--- ACTIVITÉS À COMPLÉTER ---
**1.** Dans le texte sur les enseignants non qualifiés, récrivez sous forme de liste le paragraphe commençant par « Au Centre de services scolaire de Montréal », en conservant tous les chiffres.
**2.** Répondez brièvement à ces questions sur le texte sur les enseignants non qualifiés.
(a) Quel média a obtenu les chiffres sur les enseignants sans brevet ?
(b) Combien de centres de services scolaires ont répondu à sa demande ?
(c) Quelle fonction occupe Nicolas Prévost ?
**3.** Prolongez le texte sur les enseignants non qualifiés à partir de sa dernière phrase.

--- TEXTE FOURNI ---
....

En une seule année, le nombre d’enseignants non qualifiés a fortement augmenté dans les écoles du Québec. Comparativement à l’an dernier, plusieurs centres de services scolaires de la province ont embauché le double, voire le triple de professeurs sans brevet, révèlent des chiffres obtenus par La Presse.

Nombreux sont les élèves qui ont devant eux des professeurs qui n’ont pas de formation en enseignement, mais qui ont obtenu une tolérance d’engagement délivrée par Québec. Si c’est le cas depuis un bon moment déjà, trouver des enseignants qualifiés a été encore plus laborieux cette année.

Fin avril, La Presse a demandé à tous les centres de services scolaires le nombre d’enseignants sans brevet auxquels ils ont fait appel jusqu’ici, information que n’a pu nous donner le ministère de l’Éducation. En vertu de la Loi sur l’accès aux documents des organismes publics, près d’une cinquantaine de centres nous ont répondu.

À quelques exceptions près, tous ont vu le nombre d’enseignants non qualifiés augmenter de manière substantielle.

Au Centre de services scolaire de Montréal, ils sont maintenant 515 profs à ne pas avoir de brevet d’enseignement, comparativement à 330 l’an dernier. Le Centre de services scolaire de la Capitale en a plus du double (38 contre 15 l’an dernier), tandis que celui de l’Énergie, en Mauricie, en a quatre fois plus que l’an dernier (18 contre 4 en 2019-2020).

Au Centre de services scolaire de la Rivière-du-Nord, dans les Laurentides, où le nombre d’enseignants non qualifiés est passé de 73 l’an dernier à 136 cette année, on explique que cette augmentation « est principalement associée aux exemptés de la COVID-19 ».

Trois facteurs sont en cause, estime plutôt Nicolas Prévost, président de la Fédération québécoise des directions d’établissement d’enseignement (FQDE). C’est vrai, les exemptions demandées par des enseignants en raison de la COVID-19 « n’ont pas aidé », mais la pénurie de profs était criante bien avant.

....

--- DONNÉES SOURCES ---
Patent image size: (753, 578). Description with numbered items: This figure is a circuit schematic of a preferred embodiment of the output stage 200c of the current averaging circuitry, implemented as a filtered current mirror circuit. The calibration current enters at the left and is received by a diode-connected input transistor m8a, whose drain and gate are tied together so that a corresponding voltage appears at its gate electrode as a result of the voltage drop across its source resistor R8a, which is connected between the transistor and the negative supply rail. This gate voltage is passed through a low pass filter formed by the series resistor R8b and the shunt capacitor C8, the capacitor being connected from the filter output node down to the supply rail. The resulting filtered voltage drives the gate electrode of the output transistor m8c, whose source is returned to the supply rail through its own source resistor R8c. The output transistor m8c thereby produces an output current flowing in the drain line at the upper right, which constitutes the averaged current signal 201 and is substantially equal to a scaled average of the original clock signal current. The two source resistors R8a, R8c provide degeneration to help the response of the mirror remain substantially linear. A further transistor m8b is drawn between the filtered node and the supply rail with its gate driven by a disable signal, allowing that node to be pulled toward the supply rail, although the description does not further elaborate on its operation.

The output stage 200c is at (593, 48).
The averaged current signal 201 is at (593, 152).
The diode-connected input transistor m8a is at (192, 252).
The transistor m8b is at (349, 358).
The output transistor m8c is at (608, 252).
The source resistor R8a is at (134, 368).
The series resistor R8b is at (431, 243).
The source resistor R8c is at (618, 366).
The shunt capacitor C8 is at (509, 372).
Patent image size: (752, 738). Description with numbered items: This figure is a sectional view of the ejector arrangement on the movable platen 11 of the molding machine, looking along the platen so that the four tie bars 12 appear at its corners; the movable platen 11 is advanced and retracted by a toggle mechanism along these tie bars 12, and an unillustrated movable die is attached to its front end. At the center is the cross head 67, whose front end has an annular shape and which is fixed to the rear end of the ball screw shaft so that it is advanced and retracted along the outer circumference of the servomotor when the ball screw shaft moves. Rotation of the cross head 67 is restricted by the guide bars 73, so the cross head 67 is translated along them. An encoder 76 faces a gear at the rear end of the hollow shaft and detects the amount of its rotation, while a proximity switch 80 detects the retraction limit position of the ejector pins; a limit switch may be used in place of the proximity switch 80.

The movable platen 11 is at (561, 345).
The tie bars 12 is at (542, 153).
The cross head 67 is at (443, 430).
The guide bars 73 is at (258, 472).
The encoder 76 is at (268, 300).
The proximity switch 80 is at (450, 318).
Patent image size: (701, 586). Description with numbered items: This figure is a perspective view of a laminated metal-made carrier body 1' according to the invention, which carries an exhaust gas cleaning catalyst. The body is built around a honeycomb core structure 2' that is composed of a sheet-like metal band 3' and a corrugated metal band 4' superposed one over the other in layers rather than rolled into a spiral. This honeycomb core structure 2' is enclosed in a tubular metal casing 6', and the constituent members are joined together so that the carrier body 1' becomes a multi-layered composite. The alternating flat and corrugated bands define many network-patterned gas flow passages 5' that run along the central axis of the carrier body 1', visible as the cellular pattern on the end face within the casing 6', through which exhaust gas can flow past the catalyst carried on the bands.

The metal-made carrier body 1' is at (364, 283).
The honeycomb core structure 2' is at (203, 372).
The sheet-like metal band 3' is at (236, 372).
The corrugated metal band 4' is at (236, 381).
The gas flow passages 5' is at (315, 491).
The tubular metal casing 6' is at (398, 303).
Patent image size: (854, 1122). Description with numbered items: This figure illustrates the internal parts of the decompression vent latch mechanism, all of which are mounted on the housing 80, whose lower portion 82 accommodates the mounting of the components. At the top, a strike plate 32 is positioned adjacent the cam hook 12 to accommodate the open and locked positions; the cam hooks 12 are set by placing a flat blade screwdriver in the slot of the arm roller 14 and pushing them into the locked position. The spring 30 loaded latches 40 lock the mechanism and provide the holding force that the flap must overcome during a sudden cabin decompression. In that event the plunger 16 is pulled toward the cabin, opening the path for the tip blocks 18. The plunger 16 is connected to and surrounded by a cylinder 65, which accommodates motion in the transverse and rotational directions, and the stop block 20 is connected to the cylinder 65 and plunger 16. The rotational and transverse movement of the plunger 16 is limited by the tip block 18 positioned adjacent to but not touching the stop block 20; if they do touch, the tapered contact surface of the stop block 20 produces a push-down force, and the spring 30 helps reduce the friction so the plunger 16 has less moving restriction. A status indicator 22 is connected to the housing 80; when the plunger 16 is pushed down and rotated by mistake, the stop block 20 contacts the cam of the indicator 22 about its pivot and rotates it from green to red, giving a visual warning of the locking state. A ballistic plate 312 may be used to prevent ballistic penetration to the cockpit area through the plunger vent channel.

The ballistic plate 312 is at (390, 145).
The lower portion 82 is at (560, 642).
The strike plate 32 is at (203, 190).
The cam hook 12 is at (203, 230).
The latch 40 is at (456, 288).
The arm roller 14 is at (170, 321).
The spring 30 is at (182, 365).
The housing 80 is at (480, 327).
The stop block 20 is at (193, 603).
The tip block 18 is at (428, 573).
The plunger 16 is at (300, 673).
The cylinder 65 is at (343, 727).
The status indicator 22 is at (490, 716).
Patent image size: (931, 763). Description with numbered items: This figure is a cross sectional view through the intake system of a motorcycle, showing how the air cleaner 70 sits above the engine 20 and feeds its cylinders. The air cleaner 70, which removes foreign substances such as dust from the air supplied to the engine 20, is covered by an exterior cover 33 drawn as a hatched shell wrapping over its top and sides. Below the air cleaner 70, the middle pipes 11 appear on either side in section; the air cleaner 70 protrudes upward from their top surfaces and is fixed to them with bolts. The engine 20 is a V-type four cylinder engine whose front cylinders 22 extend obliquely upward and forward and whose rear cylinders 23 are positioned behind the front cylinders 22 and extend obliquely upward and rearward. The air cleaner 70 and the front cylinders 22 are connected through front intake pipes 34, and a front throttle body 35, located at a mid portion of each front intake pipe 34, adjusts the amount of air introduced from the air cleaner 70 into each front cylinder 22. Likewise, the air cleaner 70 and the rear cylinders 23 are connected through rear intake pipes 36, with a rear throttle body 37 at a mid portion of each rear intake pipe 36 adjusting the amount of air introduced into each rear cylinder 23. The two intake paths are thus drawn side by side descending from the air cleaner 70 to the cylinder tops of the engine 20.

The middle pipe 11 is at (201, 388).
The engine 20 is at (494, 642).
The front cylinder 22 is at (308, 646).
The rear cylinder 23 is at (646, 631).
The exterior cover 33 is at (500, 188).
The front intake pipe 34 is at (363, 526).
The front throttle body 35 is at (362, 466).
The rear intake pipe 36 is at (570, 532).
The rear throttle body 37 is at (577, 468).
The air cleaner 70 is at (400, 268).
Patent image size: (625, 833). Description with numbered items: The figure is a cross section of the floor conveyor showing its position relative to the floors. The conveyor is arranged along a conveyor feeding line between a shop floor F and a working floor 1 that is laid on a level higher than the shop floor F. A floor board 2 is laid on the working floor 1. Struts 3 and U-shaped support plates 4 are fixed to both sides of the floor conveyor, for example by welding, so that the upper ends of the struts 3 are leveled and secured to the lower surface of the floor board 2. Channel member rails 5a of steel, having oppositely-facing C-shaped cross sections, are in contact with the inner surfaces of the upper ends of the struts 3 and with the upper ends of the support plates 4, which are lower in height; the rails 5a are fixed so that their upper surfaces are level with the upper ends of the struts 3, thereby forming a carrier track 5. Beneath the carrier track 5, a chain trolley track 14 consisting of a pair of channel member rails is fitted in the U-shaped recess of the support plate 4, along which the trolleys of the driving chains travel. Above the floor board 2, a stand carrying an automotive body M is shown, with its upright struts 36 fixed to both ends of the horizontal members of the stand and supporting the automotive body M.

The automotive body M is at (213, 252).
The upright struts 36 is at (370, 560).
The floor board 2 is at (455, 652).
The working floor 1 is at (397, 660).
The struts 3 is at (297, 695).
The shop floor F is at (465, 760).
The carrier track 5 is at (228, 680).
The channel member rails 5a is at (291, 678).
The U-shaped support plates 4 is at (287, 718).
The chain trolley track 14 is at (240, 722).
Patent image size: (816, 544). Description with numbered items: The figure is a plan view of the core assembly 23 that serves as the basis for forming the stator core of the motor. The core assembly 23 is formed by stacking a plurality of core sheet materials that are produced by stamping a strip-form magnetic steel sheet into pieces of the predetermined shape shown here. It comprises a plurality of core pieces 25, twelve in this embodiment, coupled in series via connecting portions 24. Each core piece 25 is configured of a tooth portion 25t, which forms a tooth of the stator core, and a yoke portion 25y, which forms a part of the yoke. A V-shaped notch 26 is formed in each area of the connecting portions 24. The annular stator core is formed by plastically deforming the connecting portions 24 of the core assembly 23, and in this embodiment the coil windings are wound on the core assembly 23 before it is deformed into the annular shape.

....

--- CORRIGÉ DES ACTIVITÉS ---
**1.**
- Centre de services scolaire de Montréal : 515 enseignants sans brevet, contre 330 l'an dernier.
- Centre de services scolaire de la Capitale : plus du double, soit 38 contre 15 l'an dernier.
- Centre de services scolaire de l'Énergie, en Mauricie : quatre fois plus, soit 18 contre 4 en 2019-2020.

**2.**
(a) La Presse.
(b) Près d'une cinquantaine.
(c) Il est président de la Fédération québécoise des directions d'établissement d'enseignement (FQDE).

**3.**
Ironie du sort, l’ajout de mesures pour aider les élèves dans le contexte pandémique accentue le manque d’enseignants détenteurs d’un brevet. « On est heureux d’ajouter ces services-là, mais ça ne fait pas plus de finissants dans le domaine de l’éducation ou en orthopédagogie », poursuit M. Prévost.

Pour la présidente de la Fédération des syndicats de l’enseignement (FSE), Josée Scalabrini, la pandémie n’est pas non plus la seule coupable. C’est plutôt le métier de prof qui est peu attrayant.

« Dans nos écoles, de plus en plus d’enseignants nous disent que ça n’a pas de bon sens, le nombre d’enseignants non qualifiés qui sont là. La profession enseignante n’a pas été valorisée dans les dernières années », dit Mme Scalabrini, qui cite le départ hâtif d’enseignants d’expérience et le désenchantement de jeunes profs nouvellement arrivés.

« Préoccupant », disent les comités de parents

Cette augmentation du nombre d’enseignants non légalement qualifiés inquiète Kévin Roy, président de la Fédération des comités de parents du Québec (FCPQ).

Beaucoup se demandent si les écoles prennent la première personne sur le coin de la rue. Je sais que les centres de services scolaires font leur possible, que ceux qui font des remplacements à plus long terme sont encadrés, mais en tant que parent, on s’attend ce que les enfants aient un enseignement donné par une personne qualifiée pour le faire.

Kévin Roy, président de la Fédération des comités de parents du Québec

Non, on n’embauche pas n’importe qui, dit le président de la FQDE. D’abord, des vérifications judiciaires des candidats sont faites. « Après, ça devient plus difficile », observe toutefois Nicolas Prévost.

Si on s’assure que les profs embauchés aient les « connaissances minimales de la matière », la manière de les transmettre, « l’aspect pédagogique », cause le plus de maux de tête aux directions. Qui plus est, « gérer 25 élèves, ce n’est pas donné à tout le monde », ajoute M. Prévost.

Comme la FSE, il ne croit pas que la pénurie se résorbera en même temps que la pandémie. « On va avoir besoin d’encore plus de monde pour donner des services aux élèves. Trouver des gens légalement qualifiés sera extrêmement ardu », prévoit Nicolas Prévost.

Il y a cinq ans, ils étaient moins d’un millier à enseigner dans les écoles du Québec sans la qualification requise. Cette année, ils auront été jusqu’à trois fois plus, selon les chiffres partiels obtenus par La Presse.